## begin
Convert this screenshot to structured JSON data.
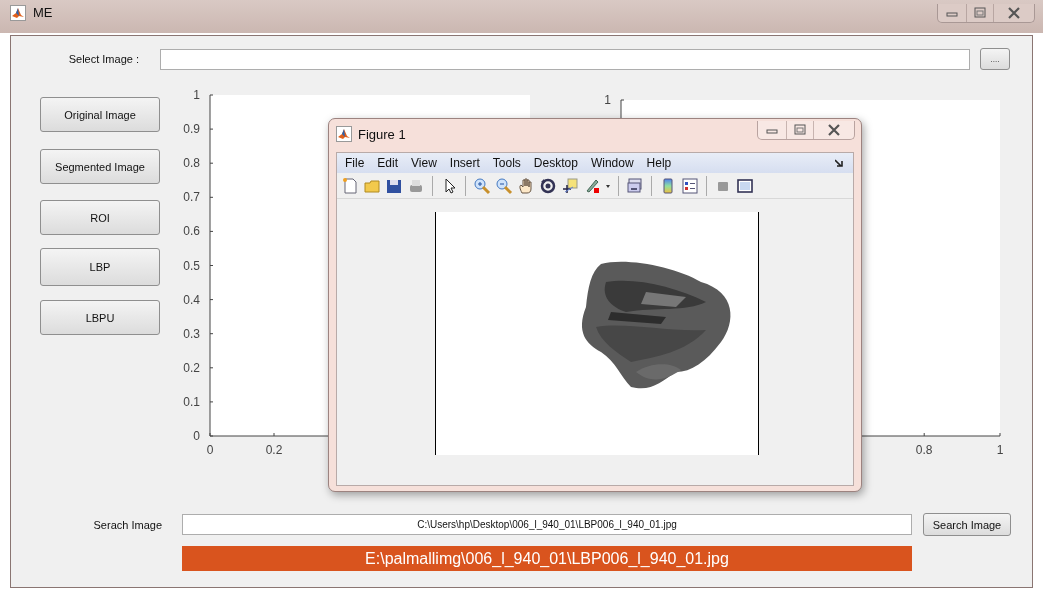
{
  "window": {
    "title": "ME"
  },
  "select_image": {
    "label": "Select Image :",
    "browse_button": "...."
  },
  "buttons": [
    "Original Image",
    "Segmented Image",
    "ROI",
    "LBP",
    "LBPU"
  ],
  "axes": [
    {
      "y_tick_labels": [
        "1",
        "0.9",
        "0.8",
        "0.7",
        "0.6",
        "0.5",
        "0.4",
        "0.3",
        "0.2",
        "0.1",
        "0"
      ],
      "x_tick_labels": [
        "0",
        "0.2"
      ]
    },
    {
      "y_tick_labels": [
        "1"
      ],
      "x_tick_labels": [
        "0.8",
        "1"
      ]
    }
  ],
  "figure_window": {
    "title": "Figure 1",
    "menu": [
      "File",
      "Edit",
      "View",
      "Insert",
      "Tools",
      "Desktop",
      "Window",
      "Help"
    ]
  },
  "search": {
    "label": "Serach Image",
    "value": "C:\\Users\\hp\\Desktop\\006_l_940_01\\LBP006_l_940_01.jpg",
    "button": "Search Image"
  },
  "result": "E:\\palmallimg\\006_l_940_01\\LBP006_l_940_01.jpg"
}
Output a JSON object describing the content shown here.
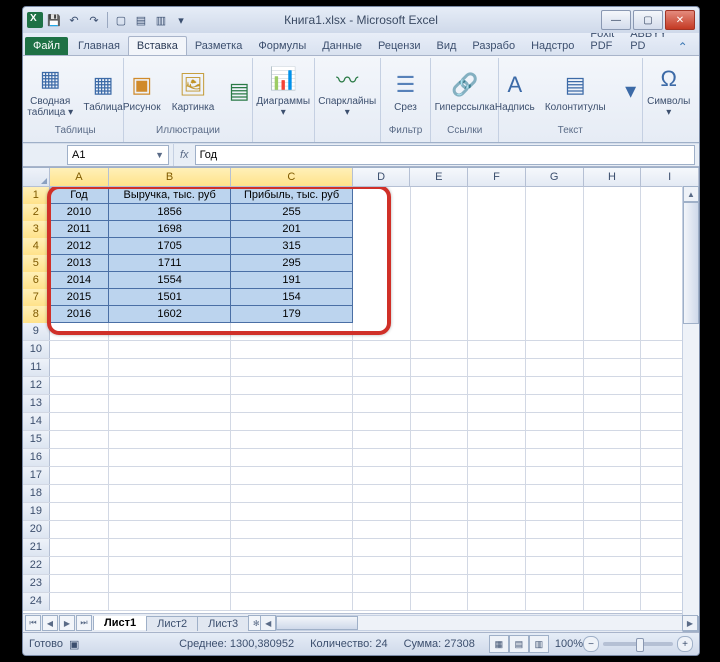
{
  "title": "Книга1.xlsx - Microsoft Excel",
  "qat": {
    "save": "💾",
    "undo": "↶",
    "redo": "↷"
  },
  "tabs": {
    "file": "Файл",
    "items": [
      "Главная",
      "Вставка",
      "Разметка",
      "Формулы",
      "Данные",
      "Рецензи",
      "Вид",
      "Разрабо",
      "Надстро",
      "Foxit PDF",
      "ABBYY PD"
    ],
    "active_index": 1
  },
  "ribbon": {
    "groups": [
      {
        "label": "Таблицы",
        "buttons": [
          {
            "name": "pivot-table",
            "label": "Сводная\nтаблица ▾",
            "icon": "▦",
            "cls": "ic-pivot"
          },
          {
            "name": "table",
            "label": "Таблица",
            "icon": "▦",
            "cls": "ic-table"
          }
        ]
      },
      {
        "label": "Иллюстрации",
        "buttons": [
          {
            "name": "picture",
            "label": "Рисунок",
            "icon": "▣",
            "cls": "ic-pic"
          },
          {
            "name": "clipart",
            "label": "Картинка",
            "icon": "🖼",
            "cls": "ic-clip"
          },
          {
            "name": "shapes-more",
            "label": "",
            "icon": "▤",
            "cls": "ic-shapes",
            "small": true
          }
        ]
      },
      {
        "label": "",
        "buttons": [
          {
            "name": "charts",
            "label": "Диаграммы\n▾",
            "icon": "📊",
            "cls": "ic-chart"
          }
        ]
      },
      {
        "label": "",
        "buttons": [
          {
            "name": "sparklines",
            "label": "Спарклайны\n▾",
            "icon": "〰",
            "cls": "ic-spark"
          }
        ]
      },
      {
        "label": "Фильтр",
        "buttons": [
          {
            "name": "slicer",
            "label": "Срез",
            "icon": "☰",
            "cls": "ic-filter"
          }
        ]
      },
      {
        "label": "Ссылки",
        "buttons": [
          {
            "name": "hyperlink",
            "label": "Гиперссылка",
            "icon": "🔗",
            "cls": "ic-link"
          }
        ]
      },
      {
        "label": "Текст",
        "buttons": [
          {
            "name": "textbox",
            "label": "Надпись",
            "icon": "A",
            "cls": "ic-text"
          },
          {
            "name": "headerfooter",
            "label": "Колонтитулы",
            "icon": "▤",
            "cls": "ic-text"
          },
          {
            "name": "text-more",
            "label": "",
            "icon": "▾",
            "cls": "ic-text",
            "small": true
          }
        ]
      },
      {
        "label": "",
        "buttons": [
          {
            "name": "symbols",
            "label": "Символы\n▾",
            "icon": "Ω",
            "cls": "ic-sym"
          }
        ]
      }
    ]
  },
  "formula": {
    "namebox": "A1",
    "fx": "fx",
    "value": "Год"
  },
  "grid": {
    "columns": [
      "A",
      "B",
      "C",
      "D",
      "E",
      "F",
      "G",
      "H",
      "I"
    ],
    "col_widths": {
      "A": 64,
      "B": 132,
      "C": 132,
      "rest": 62
    },
    "headers": [
      "Год",
      "Выручка, тыс. руб",
      "Прибыль, тыс. руб"
    ],
    "rows": [
      [
        "2010",
        "1856",
        "255"
      ],
      [
        "2011",
        "1698",
        "201"
      ],
      [
        "2012",
        "1705",
        "315"
      ],
      [
        "2013",
        "1711",
        "295"
      ],
      [
        "2014",
        "1554",
        "191"
      ],
      [
        "2015",
        "1501",
        "154"
      ],
      [
        "2016",
        "1602",
        "179"
      ]
    ],
    "visible_rows": 24,
    "selection": {
      "r1": 1,
      "r2": 8,
      "c1": 1,
      "c2": 3
    }
  },
  "sheets": {
    "items": [
      "Лист1",
      "Лист2",
      "Лист3"
    ],
    "active": 0
  },
  "status": {
    "ready": "Готово",
    "avg_label": "Среднее:",
    "avg": "1300,380952",
    "count_label": "Количество:",
    "count": "24",
    "sum_label": "Сумма:",
    "sum": "27308",
    "zoom": "100%"
  }
}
## end
## GIVEN TASK
All the records need to be repeated exactly, with the images dropped.

## REPLY TO THE TASK
Convert this screenshot to structured JSON data.
{
  "window": {
    "title": "ME"
  },
  "select_image": {
    "label": "Select Image :",
    "browse_button": "...."
  },
  "buttons": [
    "Original Image",
    "Segmented Image",
    "ROI",
    "LBP",
    "LBPU"
  ],
  "axes": [
    {
      "y_tick_labels": [
        "1",
        "0.9",
        "0.8",
        "0.7",
        "0.6",
        "0.5",
        "0.4",
        "0.3",
        "0.2",
        "0.1",
        "0"
      ],
      "x_tick_labels": [
        "0",
        "0.2"
      ]
    },
    {
      "y_tick_labels": [
        "1"
      ],
      "x_tick_labels": [
        "0.8",
        "1"
      ]
    }
  ],
  "figure_window": {
    "title": "Figure 1",
    "menu": [
      "File",
      "Edit",
      "View",
      "Insert",
      "Tools",
      "Desktop",
      "Window",
      "Help"
    ]
  },
  "search": {
    "label": "Serach Image",
    "value": "C:\\Users\\hp\\Desktop\\006_l_940_01\\LBP006_l_940_01.jpg",
    "button": "Search Image"
  },
  "result": "E:\\palmallimg\\006_l_940_01\\LBP006_l_940_01.jpg"
}
Output a JSON object describing the content shown here.
{
  "title": "Книга1.xlsx - Microsoft Excel",
  "qat": {
    "save": "💾",
    "undo": "↶",
    "redo": "↷"
  },
  "tabs": {
    "file": "Файл",
    "items": [
      "Главная",
      "Вставка",
      "Разметка",
      "Формулы",
      "Данные",
      "Рецензи",
      "Вид",
      "Разрабо",
      "Надстро",
      "Foxit PDF",
      "ABBYY PD"
    ],
    "active_index": 1
  },
  "ribbon": {
    "groups": [
      {
        "label": "Таблицы",
        "buttons": [
          {
            "name": "pivot-table",
            "label": "Сводная\nтаблица ▾",
            "icon": "▦",
            "cls": "ic-pivot"
          },
          {
            "name": "table",
            "label": "Таблица",
            "icon": "▦",
            "cls": "ic-table"
          }
        ]
      },
      {
        "label": "Иллюстрации",
        "buttons": [
          {
            "name": "picture",
            "label": "Рисунок",
            "icon": "▣",
            "cls": "ic-pic"
          },
          {
            "name": "clipart",
            "label": "Картинка",
            "icon": "🖼",
            "cls": "ic-clip"
          },
          {
            "name": "shapes-more",
            "label": "",
            "icon": "▤",
            "cls": "ic-shapes",
            "small": true
          }
        ]
      },
      {
        "label": "",
        "buttons": [
          {
            "name": "charts",
            "label": "Диаграммы\n▾",
            "icon": "📊",
            "cls": "ic-chart"
          }
        ]
      },
      {
        "label": "",
        "buttons": [
          {
            "name": "sparklines",
            "label": "Спарклайны\n▾",
            "icon": "〰",
            "cls": "ic-spark"
          }
        ]
      },
      {
        "label": "Фильтр",
        "buttons": [
          {
            "name": "slicer",
            "label": "Срез",
            "icon": "☰",
            "cls": "ic-filter"
          }
        ]
      },
      {
        "label": "Ссылки",
        "buttons": [
          {
            "name": "hyperlink",
            "label": "Гиперссылка",
            "icon": "🔗",
            "cls": "ic-link"
          }
        ]
      },
      {
        "label": "Текст",
        "buttons": [
          {
            "name": "textbox",
            "label": "Надпись",
            "icon": "A",
            "cls": "ic-text"
          },
          {
            "name": "headerfooter",
            "label": "Колонтитулы",
            "icon": "▤",
            "cls": "ic-text"
          },
          {
            "name": "text-more",
            "label": "",
            "icon": "▾",
            "cls": "ic-text",
            "small": true
          }
        ]
      },
      {
        "label": "",
        "buttons": [
          {
            "name": "symbols",
            "label": "Символы\n▾",
            "icon": "Ω",
            "cls": "ic-sym"
          }
        ]
      }
    ]
  },
  "formula": {
    "namebox": "A1",
    "fx": "fx",
    "value": "Год"
  },
  "grid": {
    "columns": [
      "A",
      "B",
      "C",
      "D",
      "E",
      "F",
      "G",
      "H",
      "I"
    ],
    "col_widths": {
      "A": 64,
      "B": 132,
      "C": 132,
      "rest": 62
    },
    "headers": [
      "Год",
      "Выручка, тыс. руб",
      "Прибыль, тыс. руб"
    ],
    "rows": [
      [
        "2010",
        "1856",
        "255"
      ],
      [
        "2011",
        "1698",
        "201"
      ],
      [
        "2012",
        "1705",
        "315"
      ],
      [
        "2013",
        "1711",
        "295"
      ],
      [
        "2014",
        "1554",
        "191"
      ],
      [
        "2015",
        "1501",
        "154"
      ],
      [
        "2016",
        "1602",
        "179"
      ]
    ],
    "visible_rows": 24,
    "selection": {
      "r1": 1,
      "r2": 8,
      "c1": 1,
      "c2": 3
    }
  },
  "sheets": {
    "items": [
      "Лист1",
      "Лист2",
      "Лист3"
    ],
    "active": 0
  },
  "status": {
    "ready": "Готово",
    "avg_label": "Среднее:",
    "avg": "1300,380952",
    "count_label": "Количество:",
    "count": "24",
    "sum_label": "Сумма:",
    "sum": "27308",
    "zoom": "100%"
  }
}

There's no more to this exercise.